◆ Kutipan Teks ◆
Terakhir, para imam harus mendahulukan kehendak Allah daripada kehendak pribadi. Petrus berkata, “Karena Engkau menyuruhnya, aku akan menebarkan jala juga.” Mendahulukan kehendak Allah yang terjadi merupakan sikap iman. Hal ini pernah terjadi pada diri Bunda Maria, ketika menerima kabar gembira dari Malaikat Gabriel. “Aku ini hamba Tuhan, terjadilah padaku menurut kehendak-Mu.” (Lukas 1: 38). Yesus juga pernah menunjukkan sikap ini ketika sedang berdoa kepada Allah Bapa di Taman Getsemani. “Bukan kehendak-Ku yang terjadi, melainkan kehendak-Mulah yang terjadi.” (Lukas 22: 42). Karena itu, dalam melaksanakan karya pastoral, para imam harus mengutamakan kehendak Allah yang terjadi.

◆ Daftar Entri ◆

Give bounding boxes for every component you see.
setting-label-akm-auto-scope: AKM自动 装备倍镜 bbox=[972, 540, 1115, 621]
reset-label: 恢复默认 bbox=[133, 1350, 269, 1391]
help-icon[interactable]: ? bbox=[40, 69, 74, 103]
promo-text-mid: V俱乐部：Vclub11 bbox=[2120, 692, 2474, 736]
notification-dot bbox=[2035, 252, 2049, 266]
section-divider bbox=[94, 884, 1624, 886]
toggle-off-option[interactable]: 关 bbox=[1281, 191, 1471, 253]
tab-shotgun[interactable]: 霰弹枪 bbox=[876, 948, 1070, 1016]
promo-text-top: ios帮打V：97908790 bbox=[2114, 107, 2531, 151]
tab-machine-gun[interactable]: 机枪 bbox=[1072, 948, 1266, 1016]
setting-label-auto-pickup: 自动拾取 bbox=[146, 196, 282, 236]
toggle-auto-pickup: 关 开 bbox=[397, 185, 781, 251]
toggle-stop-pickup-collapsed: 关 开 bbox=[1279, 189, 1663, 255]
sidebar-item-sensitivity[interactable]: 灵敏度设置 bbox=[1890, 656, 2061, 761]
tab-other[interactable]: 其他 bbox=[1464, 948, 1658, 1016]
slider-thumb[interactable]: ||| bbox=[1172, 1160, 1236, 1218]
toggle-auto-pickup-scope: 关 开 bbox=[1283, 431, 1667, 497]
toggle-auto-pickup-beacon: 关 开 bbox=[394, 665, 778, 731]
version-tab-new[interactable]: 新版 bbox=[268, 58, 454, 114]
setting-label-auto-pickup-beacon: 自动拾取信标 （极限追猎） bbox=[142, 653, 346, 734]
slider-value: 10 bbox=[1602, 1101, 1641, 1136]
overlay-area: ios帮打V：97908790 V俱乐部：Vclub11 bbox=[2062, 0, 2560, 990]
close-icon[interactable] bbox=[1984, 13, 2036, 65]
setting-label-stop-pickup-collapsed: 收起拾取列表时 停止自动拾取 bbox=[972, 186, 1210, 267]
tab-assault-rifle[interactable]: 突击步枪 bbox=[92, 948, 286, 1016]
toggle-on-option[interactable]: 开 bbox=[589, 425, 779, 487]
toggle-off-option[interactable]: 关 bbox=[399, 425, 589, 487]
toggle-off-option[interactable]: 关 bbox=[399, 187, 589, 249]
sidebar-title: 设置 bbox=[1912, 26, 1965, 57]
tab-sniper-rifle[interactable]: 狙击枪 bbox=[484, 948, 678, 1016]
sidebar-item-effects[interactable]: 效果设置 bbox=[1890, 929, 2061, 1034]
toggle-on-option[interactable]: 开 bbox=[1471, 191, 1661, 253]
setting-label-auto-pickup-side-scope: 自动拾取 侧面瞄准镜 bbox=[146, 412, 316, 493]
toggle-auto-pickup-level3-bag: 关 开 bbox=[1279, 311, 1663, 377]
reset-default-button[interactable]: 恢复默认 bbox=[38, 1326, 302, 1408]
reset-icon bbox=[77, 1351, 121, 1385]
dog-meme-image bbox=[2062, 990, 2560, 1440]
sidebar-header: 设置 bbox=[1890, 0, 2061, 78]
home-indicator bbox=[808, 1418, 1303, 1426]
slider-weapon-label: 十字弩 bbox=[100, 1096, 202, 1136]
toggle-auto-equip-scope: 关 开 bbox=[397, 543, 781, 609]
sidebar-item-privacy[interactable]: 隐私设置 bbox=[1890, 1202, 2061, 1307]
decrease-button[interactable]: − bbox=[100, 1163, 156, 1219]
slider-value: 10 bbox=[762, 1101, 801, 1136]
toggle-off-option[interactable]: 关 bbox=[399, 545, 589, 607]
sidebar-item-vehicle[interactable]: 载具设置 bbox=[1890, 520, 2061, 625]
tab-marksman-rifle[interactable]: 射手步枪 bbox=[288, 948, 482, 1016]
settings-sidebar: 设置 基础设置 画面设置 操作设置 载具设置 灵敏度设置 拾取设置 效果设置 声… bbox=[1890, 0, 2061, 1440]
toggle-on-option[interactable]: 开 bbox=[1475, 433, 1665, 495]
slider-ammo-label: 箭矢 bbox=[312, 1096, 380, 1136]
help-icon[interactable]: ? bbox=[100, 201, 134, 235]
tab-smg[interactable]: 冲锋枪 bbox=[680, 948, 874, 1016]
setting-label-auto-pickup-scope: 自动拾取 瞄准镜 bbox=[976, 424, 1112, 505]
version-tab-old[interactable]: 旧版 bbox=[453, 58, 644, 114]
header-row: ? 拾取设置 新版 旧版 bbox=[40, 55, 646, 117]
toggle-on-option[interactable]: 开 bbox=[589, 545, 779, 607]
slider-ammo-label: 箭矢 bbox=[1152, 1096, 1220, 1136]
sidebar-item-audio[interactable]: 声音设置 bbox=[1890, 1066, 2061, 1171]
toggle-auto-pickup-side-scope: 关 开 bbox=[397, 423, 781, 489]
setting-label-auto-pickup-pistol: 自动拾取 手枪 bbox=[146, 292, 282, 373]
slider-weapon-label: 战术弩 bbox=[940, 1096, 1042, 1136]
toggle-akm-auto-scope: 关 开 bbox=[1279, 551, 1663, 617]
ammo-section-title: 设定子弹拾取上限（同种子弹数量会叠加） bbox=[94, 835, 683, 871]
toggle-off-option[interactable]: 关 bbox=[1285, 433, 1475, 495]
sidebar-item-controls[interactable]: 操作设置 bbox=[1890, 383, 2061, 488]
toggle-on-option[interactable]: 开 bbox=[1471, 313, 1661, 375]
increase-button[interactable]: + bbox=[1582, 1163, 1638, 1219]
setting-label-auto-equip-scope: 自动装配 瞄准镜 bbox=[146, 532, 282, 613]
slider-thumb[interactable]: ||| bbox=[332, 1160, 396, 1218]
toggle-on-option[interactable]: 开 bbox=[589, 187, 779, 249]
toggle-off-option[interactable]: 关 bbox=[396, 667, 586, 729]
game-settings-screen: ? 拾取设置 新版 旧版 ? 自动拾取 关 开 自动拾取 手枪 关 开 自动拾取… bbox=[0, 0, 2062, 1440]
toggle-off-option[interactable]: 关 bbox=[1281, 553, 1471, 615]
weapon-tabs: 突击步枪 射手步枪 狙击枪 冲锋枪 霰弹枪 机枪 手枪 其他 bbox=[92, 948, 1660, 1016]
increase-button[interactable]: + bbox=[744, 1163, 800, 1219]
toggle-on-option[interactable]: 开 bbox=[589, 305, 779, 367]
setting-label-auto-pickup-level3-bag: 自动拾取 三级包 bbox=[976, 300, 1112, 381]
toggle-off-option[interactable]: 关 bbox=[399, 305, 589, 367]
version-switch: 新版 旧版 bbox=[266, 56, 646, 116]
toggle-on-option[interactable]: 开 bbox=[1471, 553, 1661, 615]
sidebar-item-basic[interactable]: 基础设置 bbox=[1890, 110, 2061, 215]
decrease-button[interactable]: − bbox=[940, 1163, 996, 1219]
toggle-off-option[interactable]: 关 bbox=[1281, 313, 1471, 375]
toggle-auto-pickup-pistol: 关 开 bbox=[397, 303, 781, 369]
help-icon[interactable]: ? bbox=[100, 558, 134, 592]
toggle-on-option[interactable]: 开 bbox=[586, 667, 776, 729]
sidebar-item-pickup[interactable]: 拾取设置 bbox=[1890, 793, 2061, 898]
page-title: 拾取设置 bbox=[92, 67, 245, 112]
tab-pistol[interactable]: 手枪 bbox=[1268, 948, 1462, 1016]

◆ Petunjuk Latihan ◆
a) Tentukan apakah setiap pernyataan berikut sesuai dengan kutipan teks, lalu jawab ya atau tidak disertai kata-kata penentu dari kutipan teks yang dikutip persis: (i) Petrus bersedia menebarkan jala karena disuruh; (ii) Yesus berdoa kepada Allah Bapa di Taman Getsemani; (iii) Bunda Maria menerima kabar gembira dari Malaikat Mikael.
b) Tuliskan kembali bagian kutipan teks mulai dari kata-kata "Terakhir, para imam" dan berhenti setelah "Allah yang terjadi.", dengan mengganti "para imam" menjadi "para pelayan".
c) Jawablah pertanyaan-pertanyaan berikut berdasarkan kutipan teks.
(i) Di mana Yesus berdoa kepada Allah Bapa?
(ii) Dari siapa Bunda Maria menerima kabar gembira?
(iii) Ayat mana yang dicantumkan untuk perkataan Bunda Maria?
Daftar di atas diambil dari sumber yang berbeda.

◆ Jawaban Tugas ◆
a)
(i) Ya: "Karena Engkau menyuruhnya, aku akan menebarkan jala juga."
(ii) Ya: "ketika sedang berdoa kepada Allah Bapa di Taman Getsemani"
(iii) Tidak: "ketika menerima kabar gembira dari Malaikat Gabriel"

b)
Terakhir, para pelayan harus mendahulukan kehendak Allah daripada kehendak pribadi. Petrus berkata, “Karena Engkau menyuruhnya, aku akan menebarkan jala juga.” Mendahulukan kehendak Allah yang terjadi merupakan sikap iman. Hal ini pernah terjadi pada diri Bunda Maria, ketika menerima kabar gembira dari Malaikat Gabriel. “Aku ini hamba Tuhan, terjadilah padaku menurut kehendak-Mu.” (Lukas 1: 38). Yesus juga pernah menunjukkan sikap ini ketika sedang berdoa kepada Allah Bapa di Taman Getsemani. “Bukan kehendak-Ku yang terjadi, melainkan kehendak-Mulah yang terjadi.” (Lukas 22: 42). Karena itu, dalam melaksanakan karya pastoral, para pelayan harus mengutamakan kehendak Allah yang terjadi.

c)
(i) Di Taman Getsemani.
(ii) Dari Malaikat Gabriel.
(iii) Lukas 1: 38.